AIM:
Some lines in the records below may hold the word "name"; give the number of those lines and nothing else.

(Figure record listings)
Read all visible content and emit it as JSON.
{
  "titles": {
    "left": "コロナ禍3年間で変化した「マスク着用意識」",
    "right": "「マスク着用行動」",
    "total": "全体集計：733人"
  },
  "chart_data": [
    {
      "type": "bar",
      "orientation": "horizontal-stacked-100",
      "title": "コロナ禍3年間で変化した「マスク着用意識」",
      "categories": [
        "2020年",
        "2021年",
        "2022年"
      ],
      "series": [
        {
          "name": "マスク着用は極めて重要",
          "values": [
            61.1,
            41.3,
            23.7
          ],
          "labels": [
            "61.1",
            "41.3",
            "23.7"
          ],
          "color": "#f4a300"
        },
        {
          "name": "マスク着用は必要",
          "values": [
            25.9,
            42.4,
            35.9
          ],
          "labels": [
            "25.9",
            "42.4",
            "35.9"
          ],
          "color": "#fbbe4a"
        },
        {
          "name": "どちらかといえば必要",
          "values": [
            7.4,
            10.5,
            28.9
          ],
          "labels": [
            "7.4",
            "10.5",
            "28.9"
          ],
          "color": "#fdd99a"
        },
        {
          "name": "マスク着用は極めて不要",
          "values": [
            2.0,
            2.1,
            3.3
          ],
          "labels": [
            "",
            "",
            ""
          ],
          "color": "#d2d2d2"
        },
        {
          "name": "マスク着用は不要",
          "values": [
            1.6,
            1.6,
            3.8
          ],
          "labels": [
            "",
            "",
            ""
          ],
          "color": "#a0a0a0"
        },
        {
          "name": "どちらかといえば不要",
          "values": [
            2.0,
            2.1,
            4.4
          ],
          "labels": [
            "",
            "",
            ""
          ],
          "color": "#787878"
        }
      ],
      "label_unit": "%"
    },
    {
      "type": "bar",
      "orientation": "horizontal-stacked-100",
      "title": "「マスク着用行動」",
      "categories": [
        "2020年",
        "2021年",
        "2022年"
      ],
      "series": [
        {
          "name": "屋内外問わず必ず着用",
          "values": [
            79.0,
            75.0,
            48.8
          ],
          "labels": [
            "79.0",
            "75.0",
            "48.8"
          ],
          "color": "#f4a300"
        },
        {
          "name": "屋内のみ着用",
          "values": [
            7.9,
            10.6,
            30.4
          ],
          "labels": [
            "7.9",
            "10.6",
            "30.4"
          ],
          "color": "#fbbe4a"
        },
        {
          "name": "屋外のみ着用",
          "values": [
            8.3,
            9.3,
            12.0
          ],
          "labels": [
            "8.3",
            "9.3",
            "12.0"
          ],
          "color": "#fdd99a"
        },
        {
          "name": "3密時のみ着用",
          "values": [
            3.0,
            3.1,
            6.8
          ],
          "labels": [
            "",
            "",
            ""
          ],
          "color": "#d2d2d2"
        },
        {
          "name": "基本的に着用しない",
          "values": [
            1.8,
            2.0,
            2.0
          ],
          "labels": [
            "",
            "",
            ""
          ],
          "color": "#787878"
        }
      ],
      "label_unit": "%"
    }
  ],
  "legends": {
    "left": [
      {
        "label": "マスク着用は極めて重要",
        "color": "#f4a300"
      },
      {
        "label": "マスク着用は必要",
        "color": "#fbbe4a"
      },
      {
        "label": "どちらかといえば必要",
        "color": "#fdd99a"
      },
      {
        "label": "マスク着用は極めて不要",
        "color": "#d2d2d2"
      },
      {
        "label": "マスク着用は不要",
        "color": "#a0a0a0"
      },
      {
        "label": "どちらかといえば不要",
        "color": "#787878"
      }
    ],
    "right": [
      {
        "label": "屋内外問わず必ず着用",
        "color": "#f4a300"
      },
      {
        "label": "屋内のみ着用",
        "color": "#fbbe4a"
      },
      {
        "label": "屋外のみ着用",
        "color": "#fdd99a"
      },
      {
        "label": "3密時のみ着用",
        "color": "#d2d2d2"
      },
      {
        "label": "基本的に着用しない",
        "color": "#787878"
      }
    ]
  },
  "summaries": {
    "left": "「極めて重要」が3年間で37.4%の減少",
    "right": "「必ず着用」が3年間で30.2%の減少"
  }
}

...

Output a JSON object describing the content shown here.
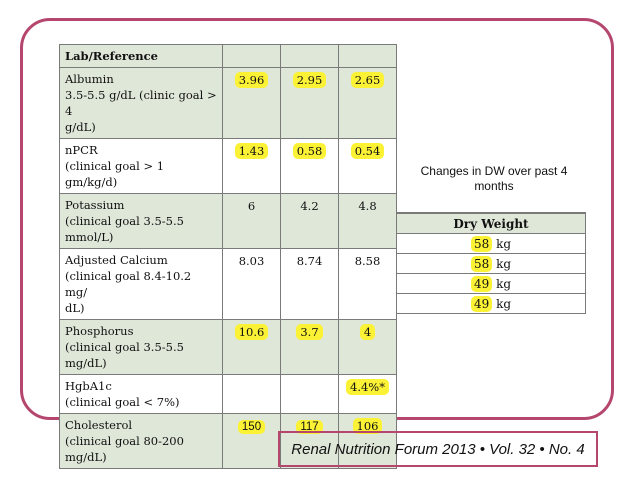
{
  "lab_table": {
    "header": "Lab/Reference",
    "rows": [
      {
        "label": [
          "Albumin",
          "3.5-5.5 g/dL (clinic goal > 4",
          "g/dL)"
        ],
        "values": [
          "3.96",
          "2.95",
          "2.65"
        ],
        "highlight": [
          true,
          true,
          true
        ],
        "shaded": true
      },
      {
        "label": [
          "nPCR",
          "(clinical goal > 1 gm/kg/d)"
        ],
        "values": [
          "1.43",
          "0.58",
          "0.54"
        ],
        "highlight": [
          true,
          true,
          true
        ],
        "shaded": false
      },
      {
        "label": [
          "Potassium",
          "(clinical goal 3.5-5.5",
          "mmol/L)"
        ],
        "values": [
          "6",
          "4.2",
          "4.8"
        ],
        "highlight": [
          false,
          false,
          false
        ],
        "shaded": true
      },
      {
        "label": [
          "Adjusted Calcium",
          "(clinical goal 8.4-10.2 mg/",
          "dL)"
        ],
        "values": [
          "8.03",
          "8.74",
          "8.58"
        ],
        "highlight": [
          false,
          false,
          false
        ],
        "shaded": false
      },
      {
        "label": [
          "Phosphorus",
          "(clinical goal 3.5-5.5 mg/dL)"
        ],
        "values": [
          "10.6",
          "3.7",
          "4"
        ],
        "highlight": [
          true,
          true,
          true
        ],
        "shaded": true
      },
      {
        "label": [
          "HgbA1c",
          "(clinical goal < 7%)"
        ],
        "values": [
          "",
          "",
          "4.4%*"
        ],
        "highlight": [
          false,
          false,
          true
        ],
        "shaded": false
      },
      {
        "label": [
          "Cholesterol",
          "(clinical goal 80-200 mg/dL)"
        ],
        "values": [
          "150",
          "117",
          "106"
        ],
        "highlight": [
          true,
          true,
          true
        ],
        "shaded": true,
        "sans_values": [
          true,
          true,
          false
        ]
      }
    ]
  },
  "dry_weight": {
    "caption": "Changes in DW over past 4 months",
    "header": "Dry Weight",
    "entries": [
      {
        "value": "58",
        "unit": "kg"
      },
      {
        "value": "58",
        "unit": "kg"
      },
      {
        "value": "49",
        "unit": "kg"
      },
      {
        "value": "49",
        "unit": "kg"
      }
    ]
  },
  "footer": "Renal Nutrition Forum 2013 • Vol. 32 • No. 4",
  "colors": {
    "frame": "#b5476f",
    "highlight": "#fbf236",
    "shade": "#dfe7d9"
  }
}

RESPONSE FOR THIS EXERCISE:
11